> [Task material]:

* * *

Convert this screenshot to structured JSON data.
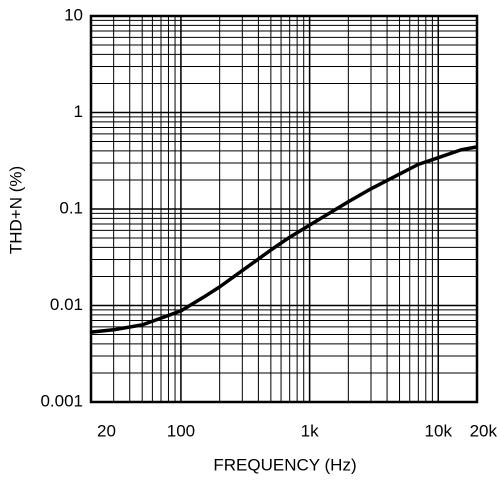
{
  "chart_data": {
    "type": "line",
    "x_label": "FREQUENCY (Hz)",
    "y_label": "THD+N (%)",
    "x": [
      20,
      30,
      50,
      70,
      100,
      150,
      200,
      300,
      500,
      700,
      1000,
      2000,
      3000,
      5000,
      7000,
      10000,
      15000,
      20000
    ],
    "series": [
      {
        "color": "#000000",
        "values": [
          0.0053,
          0.0056,
          0.0063,
          0.0074,
          0.0088,
          0.0122,
          0.0156,
          0.023,
          0.0376,
          0.051,
          0.068,
          0.119,
          0.162,
          0.23,
          0.29,
          0.34,
          0.41,
          0.44
        ]
      }
    ],
    "xlim": [
      20,
      20000
    ],
    "ylim": [
      0.001,
      10
    ],
    "xticks": [
      20,
      100,
      {
        "value": 1000,
        "label": "1k"
      },
      {
        "value": 10000,
        "label": "10k"
      },
      {
        "value": 20000,
        "label": "20k"
      }
    ],
    "yticks": [
      0.001,
      0.01,
      0.1,
      1,
      10
    ],
    "xscale": "log",
    "yscale": "log",
    "grid": true
  }
}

* * *

> [Given problem]:
Apart from the pictures, the entries above are to be repeated in full and exactly.

> [Reply]:
Convert this screenshot to structured JSON data.
{
  "chart_data": {
    "type": "line",
    "x_label": "FREQUENCY (Hz)",
    "y_label": "THD+N (%)",
    "x": [
      20,
      30,
      50,
      70,
      100,
      150,
      200,
      300,
      500,
      700,
      1000,
      2000,
      3000,
      5000,
      7000,
      10000,
      15000,
      20000
    ],
    "series": [
      {
        "color": "#000000",
        "values": [
          0.0053,
          0.0056,
          0.0063,
          0.0074,
          0.0088,
          0.0122,
          0.0156,
          0.023,
          0.0376,
          0.051,
          0.068,
          0.119,
          0.162,
          0.23,
          0.29,
          0.34,
          0.41,
          0.44
        ]
      }
    ],
    "xlim": [
      20,
      20000
    ],
    "ylim": [
      0.001,
      10
    ],
    "xticks": [
      20,
      100,
      {
        "value": 1000,
        "label": "1k"
      },
      {
        "value": 10000,
        "label": "10k"
      },
      {
        "value": 20000,
        "label": "20k"
      }
    ],
    "yticks": [
      0.001,
      0.01,
      0.1,
      1,
      10
    ],
    "xscale": "log",
    "yscale": "log",
    "grid": true
  }
}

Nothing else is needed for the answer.